Exercise aim = Can you repeat the material, starting at its first line and ending at the line containing "comment-line: 你的意思就是知错也不改了？谁剥夺你创作的: [214, 1679, 1094, 1730]", with "comment-line" swapped for "comment-row" and everything else left unchanged?

[START Source data]

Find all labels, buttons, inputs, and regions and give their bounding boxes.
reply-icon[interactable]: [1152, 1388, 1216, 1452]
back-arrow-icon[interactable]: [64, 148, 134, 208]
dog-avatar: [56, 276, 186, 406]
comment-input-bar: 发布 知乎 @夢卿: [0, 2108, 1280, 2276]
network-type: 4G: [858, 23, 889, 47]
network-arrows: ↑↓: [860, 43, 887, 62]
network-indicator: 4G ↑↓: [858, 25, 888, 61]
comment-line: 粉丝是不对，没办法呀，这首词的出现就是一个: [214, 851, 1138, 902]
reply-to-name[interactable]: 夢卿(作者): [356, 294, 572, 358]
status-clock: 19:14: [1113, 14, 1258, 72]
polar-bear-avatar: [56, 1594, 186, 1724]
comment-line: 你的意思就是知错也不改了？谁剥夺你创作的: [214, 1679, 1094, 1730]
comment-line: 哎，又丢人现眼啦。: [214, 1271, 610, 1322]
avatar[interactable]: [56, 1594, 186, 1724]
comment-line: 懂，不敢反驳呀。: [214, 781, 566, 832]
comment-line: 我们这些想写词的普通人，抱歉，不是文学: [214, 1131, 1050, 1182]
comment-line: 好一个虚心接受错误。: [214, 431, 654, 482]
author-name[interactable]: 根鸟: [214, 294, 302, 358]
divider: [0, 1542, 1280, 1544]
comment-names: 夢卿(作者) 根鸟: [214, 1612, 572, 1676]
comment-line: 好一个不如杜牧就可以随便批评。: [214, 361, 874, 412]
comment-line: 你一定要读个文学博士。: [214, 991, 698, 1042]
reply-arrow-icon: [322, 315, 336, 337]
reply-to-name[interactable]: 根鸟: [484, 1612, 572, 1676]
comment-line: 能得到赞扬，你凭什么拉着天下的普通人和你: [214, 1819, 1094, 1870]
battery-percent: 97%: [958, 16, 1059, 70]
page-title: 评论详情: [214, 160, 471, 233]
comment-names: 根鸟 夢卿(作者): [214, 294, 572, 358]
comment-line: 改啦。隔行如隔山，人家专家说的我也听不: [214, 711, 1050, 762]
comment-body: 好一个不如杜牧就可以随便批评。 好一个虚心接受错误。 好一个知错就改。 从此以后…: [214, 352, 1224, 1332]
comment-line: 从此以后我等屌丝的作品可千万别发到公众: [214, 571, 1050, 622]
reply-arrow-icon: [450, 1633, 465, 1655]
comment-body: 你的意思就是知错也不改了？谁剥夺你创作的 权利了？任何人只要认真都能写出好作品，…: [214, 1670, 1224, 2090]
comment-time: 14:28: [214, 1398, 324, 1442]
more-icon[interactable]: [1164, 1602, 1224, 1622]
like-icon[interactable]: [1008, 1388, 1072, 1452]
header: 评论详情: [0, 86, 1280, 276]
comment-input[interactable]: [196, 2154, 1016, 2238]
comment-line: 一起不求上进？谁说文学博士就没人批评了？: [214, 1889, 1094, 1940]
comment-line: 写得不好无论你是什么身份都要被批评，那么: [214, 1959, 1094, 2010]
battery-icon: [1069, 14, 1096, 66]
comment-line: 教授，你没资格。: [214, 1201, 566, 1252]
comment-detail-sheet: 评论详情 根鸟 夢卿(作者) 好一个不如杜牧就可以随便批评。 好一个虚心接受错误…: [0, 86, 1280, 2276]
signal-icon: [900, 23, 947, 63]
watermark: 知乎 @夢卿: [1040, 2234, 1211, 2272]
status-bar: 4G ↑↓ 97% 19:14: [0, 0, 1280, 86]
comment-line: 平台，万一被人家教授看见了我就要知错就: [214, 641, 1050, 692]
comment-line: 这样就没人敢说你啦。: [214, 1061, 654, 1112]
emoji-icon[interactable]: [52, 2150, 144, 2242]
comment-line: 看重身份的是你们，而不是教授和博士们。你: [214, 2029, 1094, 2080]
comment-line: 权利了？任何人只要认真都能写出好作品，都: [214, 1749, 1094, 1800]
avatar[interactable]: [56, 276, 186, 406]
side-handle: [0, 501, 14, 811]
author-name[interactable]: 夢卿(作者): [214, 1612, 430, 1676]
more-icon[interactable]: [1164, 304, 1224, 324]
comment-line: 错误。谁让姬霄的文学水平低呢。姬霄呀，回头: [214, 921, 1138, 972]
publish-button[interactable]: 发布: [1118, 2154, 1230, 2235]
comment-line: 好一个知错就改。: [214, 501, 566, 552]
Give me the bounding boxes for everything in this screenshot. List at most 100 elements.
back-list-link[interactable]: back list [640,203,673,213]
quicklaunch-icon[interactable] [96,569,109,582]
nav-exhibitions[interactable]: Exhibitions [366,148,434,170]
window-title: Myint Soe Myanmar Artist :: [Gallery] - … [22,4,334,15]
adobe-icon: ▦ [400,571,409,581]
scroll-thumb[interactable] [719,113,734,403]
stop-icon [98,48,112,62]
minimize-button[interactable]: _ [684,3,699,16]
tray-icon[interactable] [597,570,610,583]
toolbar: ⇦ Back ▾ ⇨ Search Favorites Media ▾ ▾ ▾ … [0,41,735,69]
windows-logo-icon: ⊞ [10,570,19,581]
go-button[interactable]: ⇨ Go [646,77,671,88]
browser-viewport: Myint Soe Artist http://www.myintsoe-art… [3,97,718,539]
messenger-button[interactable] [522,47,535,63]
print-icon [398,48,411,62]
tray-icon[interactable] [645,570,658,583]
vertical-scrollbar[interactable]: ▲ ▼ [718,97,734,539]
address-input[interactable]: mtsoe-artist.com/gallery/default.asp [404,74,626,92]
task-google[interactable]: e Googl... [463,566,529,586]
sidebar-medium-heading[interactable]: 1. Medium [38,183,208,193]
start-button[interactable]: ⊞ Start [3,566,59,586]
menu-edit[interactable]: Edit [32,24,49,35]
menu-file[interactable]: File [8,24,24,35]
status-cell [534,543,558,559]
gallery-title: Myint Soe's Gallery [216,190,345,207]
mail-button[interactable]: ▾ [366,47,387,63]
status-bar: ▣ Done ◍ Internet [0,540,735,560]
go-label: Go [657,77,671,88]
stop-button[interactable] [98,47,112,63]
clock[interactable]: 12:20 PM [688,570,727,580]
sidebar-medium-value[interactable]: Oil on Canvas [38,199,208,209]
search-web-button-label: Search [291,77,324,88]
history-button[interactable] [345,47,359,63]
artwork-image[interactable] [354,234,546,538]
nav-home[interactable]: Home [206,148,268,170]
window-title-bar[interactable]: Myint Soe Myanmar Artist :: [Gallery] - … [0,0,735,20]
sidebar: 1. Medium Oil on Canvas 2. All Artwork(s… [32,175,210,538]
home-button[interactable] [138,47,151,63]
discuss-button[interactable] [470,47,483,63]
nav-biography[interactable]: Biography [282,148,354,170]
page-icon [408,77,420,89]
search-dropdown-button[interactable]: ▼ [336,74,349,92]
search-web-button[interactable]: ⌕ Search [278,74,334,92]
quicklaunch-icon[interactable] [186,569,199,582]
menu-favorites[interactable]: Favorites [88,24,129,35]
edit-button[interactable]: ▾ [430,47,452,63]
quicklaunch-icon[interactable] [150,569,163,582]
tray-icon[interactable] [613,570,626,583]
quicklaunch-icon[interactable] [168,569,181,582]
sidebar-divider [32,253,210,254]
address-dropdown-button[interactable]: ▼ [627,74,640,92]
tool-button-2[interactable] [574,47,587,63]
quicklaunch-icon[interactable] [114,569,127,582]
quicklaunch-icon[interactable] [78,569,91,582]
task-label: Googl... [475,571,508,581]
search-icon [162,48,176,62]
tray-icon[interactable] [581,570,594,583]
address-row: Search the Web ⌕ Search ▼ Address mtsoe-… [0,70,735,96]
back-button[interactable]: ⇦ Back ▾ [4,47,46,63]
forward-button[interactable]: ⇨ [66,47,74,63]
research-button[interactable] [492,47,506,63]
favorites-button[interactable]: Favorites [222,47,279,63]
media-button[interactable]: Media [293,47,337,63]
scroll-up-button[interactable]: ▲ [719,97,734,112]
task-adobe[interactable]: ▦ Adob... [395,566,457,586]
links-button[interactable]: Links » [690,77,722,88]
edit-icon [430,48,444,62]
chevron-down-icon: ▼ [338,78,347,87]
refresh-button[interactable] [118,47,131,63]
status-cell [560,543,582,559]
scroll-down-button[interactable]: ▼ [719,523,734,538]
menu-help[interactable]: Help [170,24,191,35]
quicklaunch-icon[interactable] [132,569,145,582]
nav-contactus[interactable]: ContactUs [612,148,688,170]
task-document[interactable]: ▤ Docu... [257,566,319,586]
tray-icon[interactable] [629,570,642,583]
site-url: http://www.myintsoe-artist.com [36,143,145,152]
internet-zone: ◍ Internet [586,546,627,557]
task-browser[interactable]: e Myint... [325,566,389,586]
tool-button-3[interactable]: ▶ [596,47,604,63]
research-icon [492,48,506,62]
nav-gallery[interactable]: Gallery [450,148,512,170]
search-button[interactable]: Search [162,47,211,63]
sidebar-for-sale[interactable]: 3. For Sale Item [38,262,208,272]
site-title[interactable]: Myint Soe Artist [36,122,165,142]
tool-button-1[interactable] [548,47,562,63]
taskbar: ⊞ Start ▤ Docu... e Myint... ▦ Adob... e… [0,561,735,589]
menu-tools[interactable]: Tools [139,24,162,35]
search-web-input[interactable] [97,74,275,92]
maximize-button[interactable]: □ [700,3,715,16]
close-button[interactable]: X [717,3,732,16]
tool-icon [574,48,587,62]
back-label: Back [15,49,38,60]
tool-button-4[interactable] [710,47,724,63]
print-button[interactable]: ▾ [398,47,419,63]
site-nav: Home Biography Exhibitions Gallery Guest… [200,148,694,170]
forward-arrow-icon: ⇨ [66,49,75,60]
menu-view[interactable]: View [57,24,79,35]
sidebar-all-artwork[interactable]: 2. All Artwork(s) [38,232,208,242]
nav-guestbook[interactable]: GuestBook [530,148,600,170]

[END Source data]

Result of the exercise =
Find all labels, buttons, inputs, and regions and give their bounding boxes.
reply-icon[interactable]: [1152, 1388, 1216, 1452]
back-arrow-icon[interactable]: [64, 148, 134, 208]
dog-avatar: [56, 276, 186, 406]
comment-input-bar: 发布 知乎 @夢卿: [0, 2108, 1280, 2276]
network-type: 4G: [858, 23, 889, 47]
network-arrows: ↑↓: [860, 43, 887, 62]
network-indicator: 4G ↑↓: [858, 25, 888, 61]
comment-row: 粉丝是不对，没办法呀，这首词的出现就是一个: [214, 851, 1138, 902]
reply-to-name[interactable]: 夢卿(作者): [356, 294, 572, 358]
status-clock: 19:14: [1113, 14, 1258, 72]
polar-bear-avatar: [56, 1594, 186, 1724]
comment-row: 你的意思就是知错也不改了？谁剥夺你创作的: [214, 1679, 1094, 1730]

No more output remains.